= AIM =
Retype the lines from the one containing "move-hint-label: Move — [272, 308, 300, 320]" through the one containing "next-arrow-hint-label: ----- —", including both of those lines, with no changes.

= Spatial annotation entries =
□ □ □ □ □

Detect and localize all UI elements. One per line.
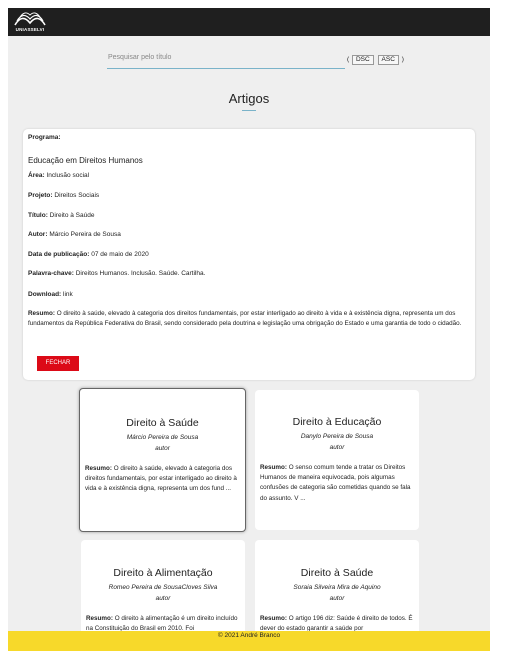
card-title: Direito à Alimentação <box>113 567 213 579</box>
detail-projeto: Projeto: Direitos Sociais <box>28 192 100 199</box>
card-author: Márcio Pereira de Sousa <box>126 434 199 441</box>
detail-data-publicacao: Data de publicação: 07 de maio de 2020 <box>28 251 149 258</box>
card-role: autor <box>329 595 345 602</box>
card-author: Soraia Silveira Mira de Aquino <box>293 584 381 591</box>
card-title: Direito à Saúde <box>126 417 199 429</box>
title-underline <box>242 110 256 111</box>
article-detail-panel: Programa: Educação em Direitos Humanos Á… <box>23 129 475 380</box>
card-author: Romeo Pereira de SousaCloves Silva <box>108 584 218 591</box>
sort-close-paren: ) <box>401 56 404 63</box>
sort-open-paren: ( <box>347 56 350 63</box>
sort-controls: ( DSC ASC ) <box>347 55 404 65</box>
detail-resumo: Resumo: O direito à saúde, elevado à cat… <box>28 310 462 328</box>
card-role: autor <box>155 445 170 452</box>
detail-autor: Autor: Márcio Pereira de Sousa <box>28 231 121 238</box>
detail-titulo: Título: Direito à Saúde <box>28 212 95 219</box>
card-title: Direito à Saúde <box>300 567 374 579</box>
card-title: Direito à Educação <box>292 416 382 428</box>
brand-logo-text: UNIASSELVI <box>15 27 45 32</box>
app-frame: UNIASSELVI Pesquisar pelo título ( DSC A… <box>8 8 490 651</box>
detail-palavra-chave: Palavra-chave: Direitos Humanos. Inclusã… <box>28 270 206 277</box>
detail-area: Área: Inclusão social <box>28 172 90 179</box>
footer: © 2021 André Branco <box>8 631 490 651</box>
search-input[interactable]: Pesquisar pelo título <box>107 53 345 69</box>
detail-programa-value: Educação em Direitos Humanos <box>28 156 143 165</box>
top-navbar: UNIASSELVI <box>8 8 490 36</box>
page-title: Artigos <box>228 91 270 106</box>
detail-download: Download: link <box>28 291 73 298</box>
footer-copyright: © 2021 André Branco <box>217 632 281 639</box>
close-button[interactable]: FECHAR <box>37 356 79 371</box>
article-card[interactable]: Direito à Saúde Márcio Pereira de Sousa … <box>79 388 246 532</box>
detail-programa-label: Programa: <box>28 134 61 141</box>
sort-asc-button[interactable]: ASC <box>377 55 399 65</box>
brand-logo[interactable]: UNIASSELVI <box>13 12 47 34</box>
sort-desc-button[interactable]: DSC <box>351 55 374 65</box>
card-resumo: Resumo: O direito à saúde, elevado à cat… <box>85 465 237 493</box>
download-link[interactable]: link <box>63 291 73 298</box>
article-card[interactable]: Direito à Educação Danylo Pereira de Sou… <box>255 390 419 530</box>
card-resumo: Resumo: O senso comum tende a tratar os … <box>260 464 411 502</box>
wave-book-logo-icon <box>14 12 46 26</box>
card-author: Danylo Pereira de Sousa <box>300 433 374 440</box>
card-role: autor <box>155 595 171 602</box>
card-role: autor <box>329 444 345 451</box>
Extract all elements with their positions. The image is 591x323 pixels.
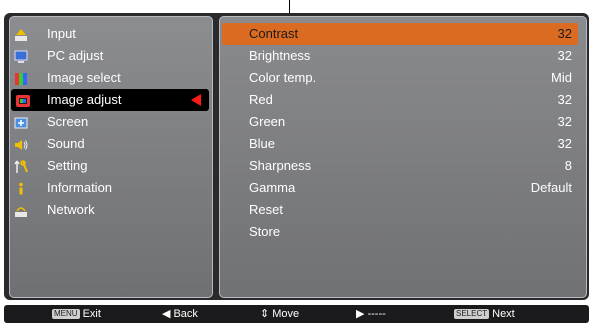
move-hint-label: Move — [272, 308, 300, 320]
network-icon — [14, 203, 28, 217]
setting-value: 32 — [557, 114, 572, 129]
select-hint-label: Next — [492, 308, 515, 320]
setting-label: Store — [249, 224, 281, 239]
next-arrow-hint-label: ----- — [367, 308, 386, 320]
right-arrow-icon: ▶ — [356, 308, 365, 320]
select-hint: SELECT Next — [454, 305, 515, 323]
select-key-icon: SELECT — [454, 309, 490, 320]
setting-value: Mid — [551, 70, 572, 85]
menu-item-image-adjust[interactable]: Image adjust — [11, 89, 209, 111]
setting-value: Default — [530, 180, 572, 195]
setting-row-red[interactable]: Red 32 — [222, 89, 578, 111]
setting-value: 32 — [557, 48, 572, 63]
menu-key-icon: MENU — [52, 309, 80, 320]
selection-arrow-icon — [191, 94, 201, 106]
next-arrow-hint: ▶ ----- — [356, 305, 386, 323]
setting-row-blue[interactable]: Blue 32 — [222, 133, 578, 155]
setting-label: Reset — [249, 202, 283, 217]
information-icon — [14, 181, 28, 195]
back-arrow-icon: ◀ — [162, 308, 171, 320]
menu-item-sound[interactable]: Sound — [9, 133, 213, 155]
up-down-arrow-icon: ⇕ — [260, 308, 270, 320]
setting-row-green[interactable]: Green 32 — [222, 111, 578, 133]
sound-icon — [14, 137, 28, 151]
menu-item-pc-adjust[interactable]: PC adjust — [9, 45, 213, 67]
setting-label: Color temp. — [249, 70, 317, 85]
menu-item-input[interactable]: Input — [9, 23, 213, 45]
setting-row-store[interactable]: Store — [222, 221, 578, 243]
menu-item-label: Input — [47, 26, 76, 41]
input-icon — [14, 27, 28, 41]
menu-item-image-select[interactable]: Image select — [9, 67, 213, 89]
menu-item-label: Screen — [47, 114, 89, 129]
setting-row-sharpness[interactable]: Sharpness 8 — [222, 155, 578, 177]
setting-label: Green — [249, 114, 286, 129]
setting-row-brightness[interactable]: Brightness 32 — [222, 45, 578, 67]
exit-hint-label: Exit — [82, 308, 101, 320]
back-hint-label: Back — [173, 308, 198, 320]
menu-item-label: Information — [47, 180, 113, 195]
setting-row-contrast[interactable]: Contrast 32 — [222, 23, 578, 45]
exit-hint: MENU Exit — [52, 305, 101, 323]
setting-value: 32 — [557, 26, 572, 41]
setting-value: 32 — [557, 136, 572, 151]
menu-item-screen[interactable]: Screen — [9, 111, 213, 133]
setting-value: 32 — [557, 92, 572, 107]
setting-label: Contrast — [249, 26, 299, 41]
menu-item-label: Sound — [47, 136, 85, 151]
move-hint: ⇕ Move — [260, 305, 299, 323]
key-guide-bar: MENU Exit ◀ Back ⇕ Move ▶ ----- SELECT Next — [4, 305, 589, 323]
screen-icon — [14, 115, 28, 129]
setting-label: Gamma — [249, 180, 296, 195]
setting-row-color-temp[interactable]: Color temp. Mid — [222, 67, 578, 89]
menu-item-label: Setting — [47, 158, 88, 173]
menu-item-network[interactable]: Network — [9, 199, 213, 221]
setting-value: 8 — [564, 158, 572, 173]
setting-row-reset[interactable]: Reset — [222, 199, 578, 221]
pc-adjust-icon — [14, 49, 28, 63]
menu-item-setting[interactable]: Setting — [9, 155, 213, 177]
menu-item-information[interactable]: Information — [9, 177, 213, 199]
image-select-icon — [14, 71, 28, 85]
projector-menu-screen: Input PC adjust Image select Image adjus… — [0, 0, 591, 323]
main-menu-panel: Input PC adjust Image select Image adjus… — [9, 16, 213, 298]
menu-item-label: Network — [47, 202, 95, 217]
setting-label: Brightness — [249, 48, 311, 63]
back-hint: ◀ Back — [162, 305, 198, 323]
setting-label: Red — [249, 92, 273, 107]
setting-label: Sharpness — [249, 158, 312, 173]
setting-label: Blue — [249, 136, 276, 151]
menu-item-label: Image select — [47, 70, 121, 85]
setting-icon — [14, 159, 28, 173]
menu-item-label: PC adjust — [47, 48, 104, 63]
image-adjust-icon — [16, 93, 30, 107]
setting-row-gamma[interactable]: Gamma Default — [222, 177, 578, 199]
menu-item-label: Image adjust — [47, 92, 122, 107]
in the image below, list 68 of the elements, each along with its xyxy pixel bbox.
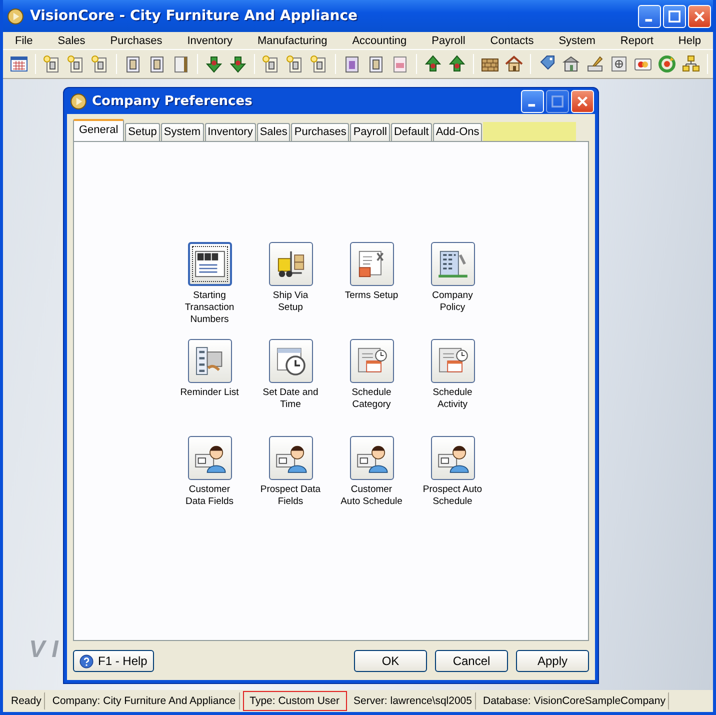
pen-icon[interactable] [585,54,605,74]
tab[interactable]: Sales [256,123,290,141]
dialog-title: Company Preferences [92,94,254,108]
tab[interactable]: Payroll [350,123,390,141]
preference-button[interactable] [268,436,312,480]
status-text: Company: City Furniture And Appliance [48,692,240,710]
preference-button[interactable] [268,242,312,286]
up-arrow-icon[interactable] [447,54,467,74]
preference-label: Set Date and Time [262,387,320,411]
window-title: VisionCore - City Furniture And Appliance [30,8,359,24]
help-button[interactable]: F1 - Help [73,650,154,672]
ok-button[interactable]: OK [354,650,427,672]
down-arrow-icon[interactable] [228,54,248,74]
menu-item[interactable]: Report [620,34,654,46]
menu-item[interactable]: System [558,34,596,46]
menu-item[interactable]: Help [678,34,702,46]
building-icon[interactable] [561,54,581,74]
preference-label: Prospect Auto Schedule [422,484,484,508]
preference-label: Reminder List [179,387,240,399]
status-text: Type: Custom User [242,691,346,711]
calendar-icon[interactable] [9,54,29,74]
preference-label: Prospect Data Fields [260,484,322,508]
house-icon[interactable] [504,54,524,74]
status-text: Database: VisionCoreSampleCompany [478,692,670,710]
tab[interactable]: Default [390,123,432,141]
app-logo-icon [70,92,87,110]
menu-item[interactable]: Accounting [352,34,407,46]
preference-button[interactable] [188,339,232,383]
preference-button[interactable] [188,242,232,286]
menu-item[interactable]: Contacts [490,34,534,46]
menu-item[interactable]: Inventory [187,34,232,46]
down-arrow-icon[interactable] [204,54,224,74]
apply-button[interactable]: Apply [516,650,589,672]
menu-item[interactable]: File [15,34,33,46]
tab[interactable]: Setup [125,123,160,141]
preference-label: Schedule Activity [432,387,474,411]
safe-icon[interactable] [609,54,629,74]
preference-button[interactable] [430,242,474,286]
tab[interactable]: Purchases [291,123,350,141]
tab[interactable]: Add-Ons [432,123,482,141]
preference-button[interactable] [188,436,232,480]
status-text: Server: lawrence\sql2005 [350,692,476,710]
menu-item[interactable]: Manufacturing [258,34,328,46]
tab[interactable]: Inventory [204,123,256,141]
status-text: Ready [7,692,46,710]
preference-label: Schedule Category [350,387,392,411]
menu-item[interactable]: Payroll [432,34,466,46]
help-icon [79,654,94,668]
up-arrow-icon[interactable] [423,54,443,74]
preference-button[interactable] [430,436,474,480]
preference-label: Company Policy [431,290,474,314]
preference-label: Customer Auto Schedule [340,484,402,508]
org-chart-icon[interactable] [681,54,701,74]
preference-label: Ship Via Setup [272,290,310,314]
preference-button[interactable] [350,242,394,286]
background-logo: V I [29,636,58,664]
app-logo-icon [7,8,24,24]
preference-label: Customer Data Fields [184,484,235,508]
preference-label: Starting Transaction Numbers [184,290,236,326]
preference-button[interactable] [350,436,394,480]
cancel-button[interactable]: Cancel [435,650,508,672]
preference-label: Terms Setup [344,290,400,302]
menu-item[interactable]: Sales [58,34,86,46]
tab[interactable]: System [160,123,204,141]
menu-item[interactable]: Purchases [110,34,162,46]
tab[interactable]: General [73,119,124,141]
cycle-icon[interactable] [657,54,677,74]
preference-button[interactable] [268,339,312,383]
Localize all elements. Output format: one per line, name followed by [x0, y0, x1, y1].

□ □ □ □ □

= SOLUTION =
move-hint-label: Move — [272, 308, 300, 320]
network-icon — [14, 203, 28, 217]
setting-value: 32 — [557, 114, 572, 129]
select-hint-label: Next — [492, 308, 515, 320]
setting-label: Store — [249, 224, 281, 239]
next-arrow-hint-label: ----- — [367, 308, 386, 320]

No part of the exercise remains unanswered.